▸ Direction
Edit the records starting at the line that contains "Point xyxy=(191,657,214,671)" and ending at the line that contains "Point xyxy=(177,648,200,663)" by replacing "Point" with "Marker". Write out only those lines, with everything else left unchanged.

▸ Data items
################

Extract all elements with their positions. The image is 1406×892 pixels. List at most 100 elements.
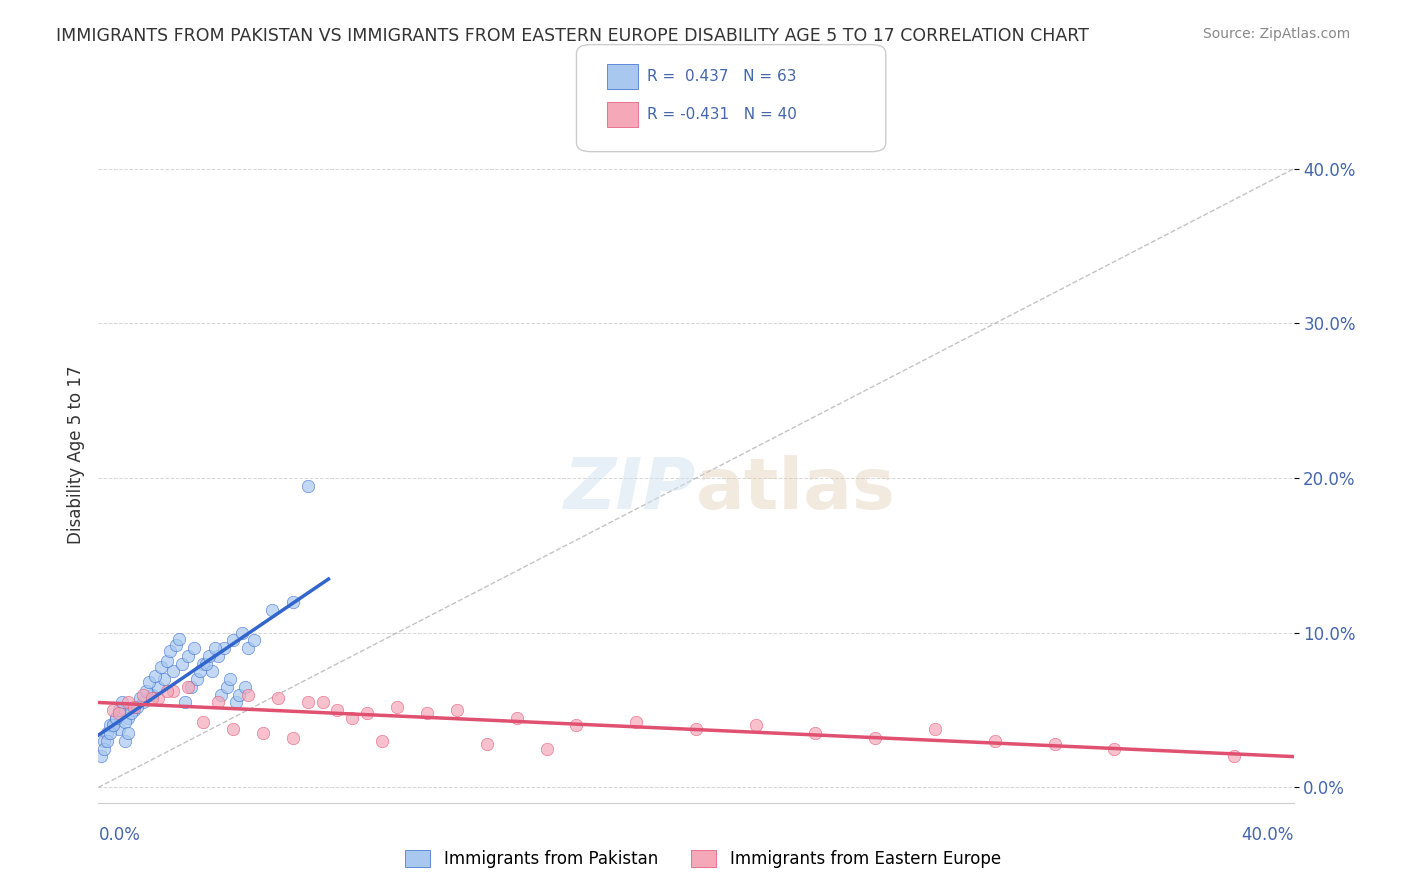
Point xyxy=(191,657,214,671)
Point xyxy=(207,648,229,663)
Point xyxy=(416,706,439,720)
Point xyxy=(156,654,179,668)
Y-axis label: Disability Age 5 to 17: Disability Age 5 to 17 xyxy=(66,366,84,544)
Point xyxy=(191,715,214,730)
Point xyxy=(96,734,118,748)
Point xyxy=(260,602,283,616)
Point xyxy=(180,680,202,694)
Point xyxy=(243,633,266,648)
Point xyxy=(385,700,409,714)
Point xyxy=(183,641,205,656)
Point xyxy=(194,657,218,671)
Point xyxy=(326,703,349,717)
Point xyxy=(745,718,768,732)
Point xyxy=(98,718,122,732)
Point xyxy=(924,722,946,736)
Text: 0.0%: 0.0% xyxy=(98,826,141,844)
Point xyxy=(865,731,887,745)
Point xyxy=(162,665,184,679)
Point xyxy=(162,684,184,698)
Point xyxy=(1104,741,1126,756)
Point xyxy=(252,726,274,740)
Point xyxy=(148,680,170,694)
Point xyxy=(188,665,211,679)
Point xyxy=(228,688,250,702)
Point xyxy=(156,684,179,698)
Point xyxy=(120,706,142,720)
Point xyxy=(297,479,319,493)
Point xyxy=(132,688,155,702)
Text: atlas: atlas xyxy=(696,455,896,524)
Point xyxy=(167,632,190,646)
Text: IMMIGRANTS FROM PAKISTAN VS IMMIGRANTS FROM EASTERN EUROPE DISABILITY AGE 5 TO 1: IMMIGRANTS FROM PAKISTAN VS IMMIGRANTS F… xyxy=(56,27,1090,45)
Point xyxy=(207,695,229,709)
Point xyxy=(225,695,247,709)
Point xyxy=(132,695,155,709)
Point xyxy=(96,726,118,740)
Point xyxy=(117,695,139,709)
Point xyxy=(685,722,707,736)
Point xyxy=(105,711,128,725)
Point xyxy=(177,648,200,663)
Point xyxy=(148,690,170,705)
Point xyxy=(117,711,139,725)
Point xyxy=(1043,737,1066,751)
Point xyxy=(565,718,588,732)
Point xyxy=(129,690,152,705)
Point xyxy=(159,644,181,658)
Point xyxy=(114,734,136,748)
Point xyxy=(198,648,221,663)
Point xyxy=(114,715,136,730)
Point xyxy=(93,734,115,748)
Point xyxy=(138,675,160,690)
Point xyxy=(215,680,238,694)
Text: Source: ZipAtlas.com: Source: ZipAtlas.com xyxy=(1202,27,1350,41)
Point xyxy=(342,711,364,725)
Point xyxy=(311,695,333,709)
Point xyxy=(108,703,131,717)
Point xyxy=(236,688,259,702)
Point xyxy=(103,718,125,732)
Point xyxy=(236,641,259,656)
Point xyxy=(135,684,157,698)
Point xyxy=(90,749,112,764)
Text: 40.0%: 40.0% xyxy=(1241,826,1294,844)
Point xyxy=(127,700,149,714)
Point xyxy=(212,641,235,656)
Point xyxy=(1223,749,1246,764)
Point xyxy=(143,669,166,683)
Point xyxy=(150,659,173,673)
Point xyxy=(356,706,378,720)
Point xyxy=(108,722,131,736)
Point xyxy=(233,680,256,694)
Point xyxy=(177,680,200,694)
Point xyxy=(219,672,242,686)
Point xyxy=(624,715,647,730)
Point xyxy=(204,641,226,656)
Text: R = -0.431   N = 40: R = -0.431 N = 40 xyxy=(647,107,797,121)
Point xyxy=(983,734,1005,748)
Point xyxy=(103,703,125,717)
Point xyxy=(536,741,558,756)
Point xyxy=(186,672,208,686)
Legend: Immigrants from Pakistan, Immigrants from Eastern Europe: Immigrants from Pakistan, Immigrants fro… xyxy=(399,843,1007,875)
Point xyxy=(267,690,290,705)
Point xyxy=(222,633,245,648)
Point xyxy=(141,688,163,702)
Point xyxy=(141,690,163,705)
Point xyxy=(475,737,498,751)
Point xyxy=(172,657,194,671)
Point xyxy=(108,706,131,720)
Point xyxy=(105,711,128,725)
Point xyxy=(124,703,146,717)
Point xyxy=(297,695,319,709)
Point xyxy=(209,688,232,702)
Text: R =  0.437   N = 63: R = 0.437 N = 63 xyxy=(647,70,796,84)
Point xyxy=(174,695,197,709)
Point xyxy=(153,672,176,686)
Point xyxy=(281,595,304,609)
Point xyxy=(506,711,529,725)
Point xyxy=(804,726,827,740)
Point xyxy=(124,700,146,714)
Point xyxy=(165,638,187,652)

################

▸ Exercise solution
Marker xyxy=(191,657,214,671)
Marker xyxy=(207,648,229,663)
Marker xyxy=(416,706,439,720)
Marker xyxy=(156,654,179,668)
Y-axis label: Disability Age 5 to 17: Disability Age 5 to 17 xyxy=(66,366,84,544)
Marker xyxy=(191,715,214,730)
Marker xyxy=(96,734,118,748)
Marker xyxy=(260,602,283,616)
Marker xyxy=(180,680,202,694)
Marker xyxy=(243,633,266,648)
Marker xyxy=(385,700,409,714)
Marker xyxy=(183,641,205,656)
Marker xyxy=(194,657,218,671)
Marker xyxy=(326,703,349,717)
Marker xyxy=(745,718,768,732)
Marker xyxy=(98,718,122,732)
Marker xyxy=(924,722,946,736)
Text: 0.0%: 0.0% xyxy=(98,826,141,844)
Marker xyxy=(865,731,887,745)
Marker xyxy=(162,665,184,679)
Marker xyxy=(162,684,184,698)
Marker xyxy=(1104,741,1126,756)
Marker xyxy=(252,726,274,740)
Marker xyxy=(148,680,170,694)
Marker xyxy=(188,665,211,679)
Marker xyxy=(228,688,250,702)
Marker xyxy=(156,684,179,698)
Marker xyxy=(120,706,142,720)
Marker xyxy=(297,479,319,493)
Marker xyxy=(132,688,155,702)
Text: atlas: atlas xyxy=(696,455,896,524)
Marker xyxy=(167,632,190,646)
Text: IMMIGRANTS FROM PAKISTAN VS IMMIGRANTS FROM EASTERN EUROPE DISABILITY AGE 5 TO 1: IMMIGRANTS FROM PAKISTAN VS IMMIGRANTS F… xyxy=(56,27,1090,45)
Marker xyxy=(207,695,229,709)
Marker xyxy=(225,695,247,709)
Marker xyxy=(132,695,155,709)
Marker xyxy=(96,726,118,740)
Marker xyxy=(117,695,139,709)
Marker xyxy=(685,722,707,736)
Marker xyxy=(105,711,128,725)
Marker xyxy=(177,648,200,663)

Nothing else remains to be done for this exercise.